What is asked: Without altering anything, repeat each of the records.

Listed entries:
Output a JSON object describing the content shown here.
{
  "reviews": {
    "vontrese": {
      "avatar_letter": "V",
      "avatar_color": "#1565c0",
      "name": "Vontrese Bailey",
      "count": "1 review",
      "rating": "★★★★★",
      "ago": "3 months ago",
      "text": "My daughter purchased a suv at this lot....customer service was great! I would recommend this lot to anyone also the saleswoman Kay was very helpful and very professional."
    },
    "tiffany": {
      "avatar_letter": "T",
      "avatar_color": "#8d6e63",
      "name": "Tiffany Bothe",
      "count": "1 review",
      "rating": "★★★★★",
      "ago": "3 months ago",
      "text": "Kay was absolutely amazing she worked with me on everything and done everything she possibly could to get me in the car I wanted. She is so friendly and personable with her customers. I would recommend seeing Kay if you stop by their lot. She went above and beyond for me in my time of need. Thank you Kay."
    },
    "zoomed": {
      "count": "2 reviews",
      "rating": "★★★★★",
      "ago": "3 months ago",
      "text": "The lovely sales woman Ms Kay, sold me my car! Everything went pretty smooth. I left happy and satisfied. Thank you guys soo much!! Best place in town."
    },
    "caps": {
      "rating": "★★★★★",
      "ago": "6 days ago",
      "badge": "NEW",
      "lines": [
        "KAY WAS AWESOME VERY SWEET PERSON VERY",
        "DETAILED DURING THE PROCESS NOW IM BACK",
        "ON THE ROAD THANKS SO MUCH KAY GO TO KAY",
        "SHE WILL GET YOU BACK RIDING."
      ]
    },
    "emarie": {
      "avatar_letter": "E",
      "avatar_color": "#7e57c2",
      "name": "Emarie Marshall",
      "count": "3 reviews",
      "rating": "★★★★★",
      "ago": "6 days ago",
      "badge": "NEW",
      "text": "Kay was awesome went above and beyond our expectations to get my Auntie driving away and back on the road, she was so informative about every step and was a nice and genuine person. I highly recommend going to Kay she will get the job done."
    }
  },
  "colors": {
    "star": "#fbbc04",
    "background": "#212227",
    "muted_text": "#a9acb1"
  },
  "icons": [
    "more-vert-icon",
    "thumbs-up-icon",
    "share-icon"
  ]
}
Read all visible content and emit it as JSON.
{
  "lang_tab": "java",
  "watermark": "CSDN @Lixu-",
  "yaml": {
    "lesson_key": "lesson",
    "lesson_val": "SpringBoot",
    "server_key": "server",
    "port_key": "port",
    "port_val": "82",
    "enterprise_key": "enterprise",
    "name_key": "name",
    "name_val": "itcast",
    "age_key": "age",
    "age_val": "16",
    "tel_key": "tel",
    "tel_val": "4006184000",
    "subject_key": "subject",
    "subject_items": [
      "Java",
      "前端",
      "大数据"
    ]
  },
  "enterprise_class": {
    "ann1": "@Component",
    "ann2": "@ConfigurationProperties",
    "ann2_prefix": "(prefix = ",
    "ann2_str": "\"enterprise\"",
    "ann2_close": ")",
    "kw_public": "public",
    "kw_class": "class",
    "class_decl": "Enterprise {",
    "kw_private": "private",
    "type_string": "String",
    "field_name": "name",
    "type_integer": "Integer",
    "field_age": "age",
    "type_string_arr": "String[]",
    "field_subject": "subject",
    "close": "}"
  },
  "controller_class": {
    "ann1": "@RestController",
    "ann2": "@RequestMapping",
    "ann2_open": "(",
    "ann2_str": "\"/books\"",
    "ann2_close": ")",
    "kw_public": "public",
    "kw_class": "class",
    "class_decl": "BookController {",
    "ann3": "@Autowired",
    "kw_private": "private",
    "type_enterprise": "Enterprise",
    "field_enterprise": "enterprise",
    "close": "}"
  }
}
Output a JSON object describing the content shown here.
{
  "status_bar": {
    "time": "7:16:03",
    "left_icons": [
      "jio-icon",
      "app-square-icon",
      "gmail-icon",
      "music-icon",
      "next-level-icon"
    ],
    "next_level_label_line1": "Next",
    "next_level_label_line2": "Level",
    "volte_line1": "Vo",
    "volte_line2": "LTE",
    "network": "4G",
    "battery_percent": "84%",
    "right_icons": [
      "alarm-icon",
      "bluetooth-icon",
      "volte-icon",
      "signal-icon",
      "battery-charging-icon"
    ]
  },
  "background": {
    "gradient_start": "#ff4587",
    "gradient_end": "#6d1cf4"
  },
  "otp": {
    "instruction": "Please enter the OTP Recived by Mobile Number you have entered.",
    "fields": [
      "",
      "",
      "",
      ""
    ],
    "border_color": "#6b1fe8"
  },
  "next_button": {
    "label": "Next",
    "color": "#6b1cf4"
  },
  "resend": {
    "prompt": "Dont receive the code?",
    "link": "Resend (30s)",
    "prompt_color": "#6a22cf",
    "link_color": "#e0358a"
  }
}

Finished exercise:
Output a JSON object describing the content shown here.
{
  "reviews": {
    "vontrese": {
      "avatar_letter": "V",
      "avatar_color": "#1565c0",
      "name": "Vontrese Bailey",
      "count": "1 review",
      "rating": "★★★★★",
      "ago": "3 months ago",
      "text": "My daughter purchased a suv at this lot....customer service was great! I would recommend this lot to anyone also the saleswoman Kay was very helpful and very professional."
    },
    "tiffany": {
      "avatar_letter": "T",
      "avatar_color": "#8d6e63",
      "name": "Tiffany Bothe",
      "count": "1 review",
      "rating": "★★★★★",
      "ago": "3 months ago",
      "text": "Kay was absolutely amazing she worked with me on everything and done everything she possibly could to get me in the car I wanted. She is so friendly and personable with her customers. I would recommend seeing Kay if you stop by their lot. She went above and beyond for me in my time of need. Thank you Kay."
    },
    "zoomed": {
      "count": "2 reviews",
      "rating": "★★★★★",
      "ago": "3 months ago",
      "text": "The lovely sales woman Ms Kay, sold me my car! Everything went pretty smooth. I left happy and satisfied. Thank you guys soo much!! Best place in town."
    },
    "caps": {
      "rating": "★★★★★",
      "ago": "6 days ago",
      "badge": "NEW",
      "lines": [
        "KAY WAS AWESOME VERY SWEET PERSON VERY",
        "DETAILED DURING THE PROCESS NOW IM BACK",
        "ON THE ROAD THANKS SO MUCH KAY GO TO KAY",
        "SHE WILL GET YOU BACK RIDING."
      ]
    },
    "emarie": {
      "avatar_letter": "E",
      "avatar_color": "#7e57c2",
      "name": "Emarie Marshall",
      "count": "3 reviews",
      "rating": "★★★★★",
      "ago": "6 days ago",
      "badge": "NEW",
      "text": "Kay was awesome went above and beyond our expectations to get my Auntie driving away and back on the road, she was so informative about every step and was a nice and genuine person. I highly recommend going to Kay she will get the job done."
    }
  },
  "colors": {
    "star": "#fbbc04",
    "background": "#212227",
    "muted_text": "#a9acb1"
  },
  "icons": [
    "more-vert-icon",
    "thumbs-up-icon",
    "share-icon"
  ]
}
Read all visible content and emit it as JSON.
{
  "lang_tab": "java",
  "watermark": "CSDN @Lixu-",
  "yaml": {
    "lesson_key": "lesson",
    "lesson_val": "SpringBoot",
    "server_key": "server",
    "port_key": "port",
    "port_val": "82",
    "enterprise_key": "enterprise",
    "name_key": "name",
    "name_val": "itcast",
    "age_key": "age",
    "age_val": "16",
    "tel_key": "tel",
    "tel_val": "4006184000",
    "subject_key": "subject",
    "subject_items": [
      "Java",
      "前端",
      "大数据"
    ]
  },
  "enterprise_class": {
    "ann1": "@Component",
    "ann2": "@ConfigurationProperties",
    "ann2_prefix": "(prefix = ",
    "ann2_str": "\"enterprise\"",
    "ann2_close": ")",
    "kw_public": "public",
    "kw_class": "class",
    "class_decl": "Enterprise {",
    "kw_private": "private",
    "type_string": "String",
    "field_name": "name",
    "type_integer": "Integer",
    "field_age": "age",
    "type_string_arr": "String[]",
    "field_subject": "subject",
    "close": "}"
  },
  "controller_class": {
    "ann1": "@RestController",
    "ann2": "@RequestMapping",
    "ann2_open": "(",
    "ann2_str": "\"/books\"",
    "ann2_close": ")",
    "kw_public": "public",
    "kw_class": "class",
    "class_decl": "BookController {",
    "ann3": "@Autowired",
    "kw_private": "private",
    "type_enterprise": "Enterprise",
    "field_enterprise": "enterprise",
    "close": "}"
  }
}
Output a JSON object describing the content shown here.
{
  "status_bar": {
    "time": "7:16:03",
    "left_icons": [
      "jio-icon",
      "app-square-icon",
      "gmail-icon",
      "music-icon",
      "next-level-icon"
    ],
    "next_level_label_line1": "Next",
    "next_level_label_line2": "Level",
    "volte_line1": "Vo",
    "volte_line2": "LTE",
    "network": "4G",
    "battery_percent": "84%",
    "right_icons": [
      "alarm-icon",
      "bluetooth-icon",
      "volte-icon",
      "signal-icon",
      "battery-charging-icon"
    ]
  },
  "background": {
    "gradient_start": "#ff4587",
    "gradient_end": "#6d1cf4"
  },
  "otp": {
    "instruction": "Please enter the OTP Recived by Mobile Number you have entered.",
    "fields": [
      "",
      "",
      "",
      ""
    ],
    "border_color": "#6b1fe8"
  },
  "next_button": {
    "label": "Next",
    "color": "#6b1cf4"
  },
  "resend": {
    "prompt": "Dont receive the code?",
    "link": "Resend (30s)",
    "prompt_color": "#6a22cf",
    "link_color": "#e0358a"
  }
}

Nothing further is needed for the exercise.